**Exercise:** Pull out all lines from the listing below in which the word "content" appears.
-- Begin The data --
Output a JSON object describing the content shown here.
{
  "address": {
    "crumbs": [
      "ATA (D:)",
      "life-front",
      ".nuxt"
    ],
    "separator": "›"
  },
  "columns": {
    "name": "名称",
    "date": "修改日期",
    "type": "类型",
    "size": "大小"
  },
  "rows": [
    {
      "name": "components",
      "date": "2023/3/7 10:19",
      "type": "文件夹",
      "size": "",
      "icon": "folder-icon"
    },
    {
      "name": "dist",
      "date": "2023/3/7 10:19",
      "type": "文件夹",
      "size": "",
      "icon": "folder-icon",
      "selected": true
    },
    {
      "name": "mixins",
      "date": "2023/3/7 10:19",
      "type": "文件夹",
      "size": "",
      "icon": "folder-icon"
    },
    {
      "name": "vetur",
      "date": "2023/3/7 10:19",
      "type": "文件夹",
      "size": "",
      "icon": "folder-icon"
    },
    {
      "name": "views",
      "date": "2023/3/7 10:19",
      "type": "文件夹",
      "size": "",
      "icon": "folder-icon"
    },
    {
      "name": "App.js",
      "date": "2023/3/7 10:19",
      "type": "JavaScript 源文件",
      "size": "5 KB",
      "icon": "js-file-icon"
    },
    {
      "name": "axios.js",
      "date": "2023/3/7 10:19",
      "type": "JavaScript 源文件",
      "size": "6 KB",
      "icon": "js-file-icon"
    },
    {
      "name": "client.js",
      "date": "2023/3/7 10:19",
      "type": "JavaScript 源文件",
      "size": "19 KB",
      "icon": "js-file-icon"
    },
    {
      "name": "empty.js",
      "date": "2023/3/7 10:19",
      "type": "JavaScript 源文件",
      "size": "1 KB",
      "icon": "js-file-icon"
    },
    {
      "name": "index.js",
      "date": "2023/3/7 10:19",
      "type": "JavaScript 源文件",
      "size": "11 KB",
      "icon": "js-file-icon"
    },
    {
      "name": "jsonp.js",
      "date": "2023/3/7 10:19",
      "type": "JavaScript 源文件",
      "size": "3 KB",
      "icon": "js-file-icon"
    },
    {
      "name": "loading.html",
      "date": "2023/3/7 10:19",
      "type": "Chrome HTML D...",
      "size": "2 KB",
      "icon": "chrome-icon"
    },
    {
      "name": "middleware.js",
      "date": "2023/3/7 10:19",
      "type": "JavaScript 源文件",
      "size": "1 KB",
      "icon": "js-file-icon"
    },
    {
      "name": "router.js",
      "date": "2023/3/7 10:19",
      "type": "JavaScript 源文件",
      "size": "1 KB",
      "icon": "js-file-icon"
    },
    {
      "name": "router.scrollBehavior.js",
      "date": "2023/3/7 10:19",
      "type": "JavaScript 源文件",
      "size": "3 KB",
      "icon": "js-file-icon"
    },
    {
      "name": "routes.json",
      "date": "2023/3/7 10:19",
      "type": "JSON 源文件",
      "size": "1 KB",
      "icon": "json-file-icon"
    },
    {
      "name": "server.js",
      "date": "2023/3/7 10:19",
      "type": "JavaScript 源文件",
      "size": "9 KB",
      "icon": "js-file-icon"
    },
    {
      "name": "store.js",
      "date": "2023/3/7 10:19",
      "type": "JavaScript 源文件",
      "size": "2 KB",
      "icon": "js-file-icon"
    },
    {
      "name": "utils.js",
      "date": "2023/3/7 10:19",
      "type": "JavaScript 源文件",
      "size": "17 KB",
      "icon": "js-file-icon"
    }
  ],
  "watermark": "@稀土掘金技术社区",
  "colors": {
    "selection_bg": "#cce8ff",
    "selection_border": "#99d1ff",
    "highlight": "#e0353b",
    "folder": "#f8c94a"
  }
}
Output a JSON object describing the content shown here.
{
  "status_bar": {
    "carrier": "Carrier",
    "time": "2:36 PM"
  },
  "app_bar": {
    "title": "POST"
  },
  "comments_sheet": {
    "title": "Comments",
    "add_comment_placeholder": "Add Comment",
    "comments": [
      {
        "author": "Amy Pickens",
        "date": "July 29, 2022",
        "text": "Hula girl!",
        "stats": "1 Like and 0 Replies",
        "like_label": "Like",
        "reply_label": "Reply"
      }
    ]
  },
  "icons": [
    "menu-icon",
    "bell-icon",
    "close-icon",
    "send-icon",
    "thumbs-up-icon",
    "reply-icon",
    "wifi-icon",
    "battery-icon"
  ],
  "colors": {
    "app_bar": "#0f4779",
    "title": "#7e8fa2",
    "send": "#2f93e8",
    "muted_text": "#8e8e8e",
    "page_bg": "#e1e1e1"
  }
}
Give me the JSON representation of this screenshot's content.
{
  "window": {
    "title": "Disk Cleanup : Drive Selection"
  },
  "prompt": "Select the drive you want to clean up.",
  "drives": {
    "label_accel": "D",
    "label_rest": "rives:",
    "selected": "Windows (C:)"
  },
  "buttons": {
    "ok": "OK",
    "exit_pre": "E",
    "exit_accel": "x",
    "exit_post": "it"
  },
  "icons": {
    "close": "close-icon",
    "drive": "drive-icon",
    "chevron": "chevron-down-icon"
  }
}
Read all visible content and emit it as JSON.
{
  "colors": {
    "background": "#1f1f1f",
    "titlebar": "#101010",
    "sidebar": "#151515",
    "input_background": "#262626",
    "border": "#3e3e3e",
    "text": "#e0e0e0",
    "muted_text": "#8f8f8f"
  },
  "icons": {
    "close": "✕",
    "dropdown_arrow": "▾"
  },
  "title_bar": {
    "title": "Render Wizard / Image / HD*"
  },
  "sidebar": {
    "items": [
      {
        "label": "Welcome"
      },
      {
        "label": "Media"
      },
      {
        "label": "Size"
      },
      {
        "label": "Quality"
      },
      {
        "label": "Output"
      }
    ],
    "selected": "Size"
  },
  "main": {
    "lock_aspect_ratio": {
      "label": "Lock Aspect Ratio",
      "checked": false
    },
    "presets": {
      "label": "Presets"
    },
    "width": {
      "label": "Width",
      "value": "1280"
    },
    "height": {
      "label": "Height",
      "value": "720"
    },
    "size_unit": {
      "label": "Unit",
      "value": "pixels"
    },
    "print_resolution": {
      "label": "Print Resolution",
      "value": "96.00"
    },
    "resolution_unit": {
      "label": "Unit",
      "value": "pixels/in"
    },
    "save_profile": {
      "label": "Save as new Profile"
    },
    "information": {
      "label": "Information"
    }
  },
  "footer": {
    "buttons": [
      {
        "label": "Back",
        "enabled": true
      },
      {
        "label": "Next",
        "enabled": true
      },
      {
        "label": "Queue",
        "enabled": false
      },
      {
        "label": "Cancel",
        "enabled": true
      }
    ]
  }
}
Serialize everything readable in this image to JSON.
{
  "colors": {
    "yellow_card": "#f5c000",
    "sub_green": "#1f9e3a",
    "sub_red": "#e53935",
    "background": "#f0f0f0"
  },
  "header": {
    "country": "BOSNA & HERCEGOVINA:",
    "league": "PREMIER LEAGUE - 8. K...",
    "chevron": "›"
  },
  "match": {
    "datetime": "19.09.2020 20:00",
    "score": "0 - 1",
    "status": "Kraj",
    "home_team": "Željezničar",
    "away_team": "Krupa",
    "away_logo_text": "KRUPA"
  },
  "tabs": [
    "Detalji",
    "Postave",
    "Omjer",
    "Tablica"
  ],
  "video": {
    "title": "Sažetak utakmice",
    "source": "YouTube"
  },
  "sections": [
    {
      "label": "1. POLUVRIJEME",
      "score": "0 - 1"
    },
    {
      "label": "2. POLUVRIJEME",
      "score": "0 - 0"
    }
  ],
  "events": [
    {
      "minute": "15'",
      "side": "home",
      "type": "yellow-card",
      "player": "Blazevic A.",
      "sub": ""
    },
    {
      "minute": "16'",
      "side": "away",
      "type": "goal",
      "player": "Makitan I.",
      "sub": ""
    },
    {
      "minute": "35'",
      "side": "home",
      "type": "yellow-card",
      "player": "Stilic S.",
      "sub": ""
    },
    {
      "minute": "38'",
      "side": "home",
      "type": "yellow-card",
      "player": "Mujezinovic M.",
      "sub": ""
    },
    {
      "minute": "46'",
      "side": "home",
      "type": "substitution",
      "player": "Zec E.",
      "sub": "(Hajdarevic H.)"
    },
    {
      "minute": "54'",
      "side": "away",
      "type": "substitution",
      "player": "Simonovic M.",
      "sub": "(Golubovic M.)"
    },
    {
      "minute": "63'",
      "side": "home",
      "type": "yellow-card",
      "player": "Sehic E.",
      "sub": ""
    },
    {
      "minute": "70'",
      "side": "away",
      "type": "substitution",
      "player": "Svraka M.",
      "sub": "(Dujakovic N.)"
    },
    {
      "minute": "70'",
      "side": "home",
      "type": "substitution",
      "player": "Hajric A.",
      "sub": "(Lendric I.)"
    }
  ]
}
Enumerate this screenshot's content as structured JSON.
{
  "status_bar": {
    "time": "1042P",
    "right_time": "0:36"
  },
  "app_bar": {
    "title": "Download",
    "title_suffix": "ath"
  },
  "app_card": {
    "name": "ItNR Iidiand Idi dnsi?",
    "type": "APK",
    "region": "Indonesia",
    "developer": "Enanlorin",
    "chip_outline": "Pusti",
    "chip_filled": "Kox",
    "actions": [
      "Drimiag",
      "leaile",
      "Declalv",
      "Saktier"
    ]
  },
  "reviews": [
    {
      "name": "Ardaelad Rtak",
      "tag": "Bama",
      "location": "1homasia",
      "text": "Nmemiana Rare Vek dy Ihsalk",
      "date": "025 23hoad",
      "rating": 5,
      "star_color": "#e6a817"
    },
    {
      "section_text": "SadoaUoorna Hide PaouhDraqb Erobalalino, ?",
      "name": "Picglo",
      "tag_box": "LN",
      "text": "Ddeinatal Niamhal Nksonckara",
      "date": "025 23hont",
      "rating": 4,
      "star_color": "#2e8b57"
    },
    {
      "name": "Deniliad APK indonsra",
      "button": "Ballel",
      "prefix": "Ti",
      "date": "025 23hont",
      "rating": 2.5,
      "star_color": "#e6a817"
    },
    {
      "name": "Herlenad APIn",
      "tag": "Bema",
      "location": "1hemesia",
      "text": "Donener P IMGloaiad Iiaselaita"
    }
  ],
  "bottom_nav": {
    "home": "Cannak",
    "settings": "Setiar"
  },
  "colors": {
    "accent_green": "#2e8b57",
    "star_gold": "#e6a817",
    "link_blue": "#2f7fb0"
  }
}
-- End The data --
**Task solution:**
Output a JSON object describing the content shown here.
Output a JSON object describing the content shown here.
Give me the JSON representation of this screenshot's content.
Read all visible content and emit it as JSON.
Enumerate this screenshot's content as structured JSON.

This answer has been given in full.